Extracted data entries
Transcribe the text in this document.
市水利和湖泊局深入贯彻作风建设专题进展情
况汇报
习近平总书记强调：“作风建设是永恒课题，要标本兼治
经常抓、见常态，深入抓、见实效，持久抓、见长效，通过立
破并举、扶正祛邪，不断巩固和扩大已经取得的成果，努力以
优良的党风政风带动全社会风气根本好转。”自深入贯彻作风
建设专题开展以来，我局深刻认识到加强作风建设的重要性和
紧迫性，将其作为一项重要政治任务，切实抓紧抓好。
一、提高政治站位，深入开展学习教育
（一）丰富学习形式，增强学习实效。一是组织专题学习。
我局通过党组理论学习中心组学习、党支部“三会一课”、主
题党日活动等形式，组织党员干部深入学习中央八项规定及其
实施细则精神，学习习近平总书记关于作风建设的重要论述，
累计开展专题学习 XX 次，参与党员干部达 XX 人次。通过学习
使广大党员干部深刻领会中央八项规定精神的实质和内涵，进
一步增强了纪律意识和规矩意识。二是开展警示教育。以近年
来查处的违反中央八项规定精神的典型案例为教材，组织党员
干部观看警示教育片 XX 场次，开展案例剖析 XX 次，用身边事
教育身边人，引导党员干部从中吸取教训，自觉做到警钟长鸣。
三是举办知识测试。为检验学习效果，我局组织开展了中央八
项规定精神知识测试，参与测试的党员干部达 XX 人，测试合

**To do:** Write out every line of the material again, exactly as it reads.

**Expected answer:**
Transcribe the text in this document.
市水利和湖泊局深入贯彻作风建设专题进展情
况汇报
习近平总书记强调：“作风建设是永恒课题，要标本兼治
经常抓、见常态，深入抓、见实效，持久抓、见长效，通过立
破并举、扶正祛邪，不断巩固和扩大已经取得的成果，努力以
优良的党风政风带动全社会风气根本好转。”自深入贯彻作风
建设专题开展以来，我局深刻认识到加强作风建设的重要性和
紧迫性，将其作为一项重要政治任务，切实抓紧抓好。
一、提高政治站位，深入开展学习教育
（一）丰富学习形式，增强学习实效。一是组织专题学习。
我局通过党组理论学习中心组学习、党支部“三会一课”、主
题党日活动等形式，组织党员干部深入学习中央八项规定及其
实施细则精神，学习习近平总书记关于作风建设的重要论述，
累计开展专题学习 XX 次，参与党员干部达 XX 人次。通过学习
使广大党员干部深刻领会中央八项规定精神的实质和内涵，进
一步增强了纪律意识和规矩意识。二是开展警示教育。以近年
来查处的违反中央八项规定精神的典型案例为教材，组织党员
干部观看警示教育片 XX 场次，开展案例剖析 XX 次，用身边事
教育身边人，引导党员干部从中吸取教训，自觉做到警钟长鸣。
三是举办知识测试。为检验学习效果，我局组织开展了中央八
项规定精神知识测试，参与测试的党员干部达 XX 人，测试合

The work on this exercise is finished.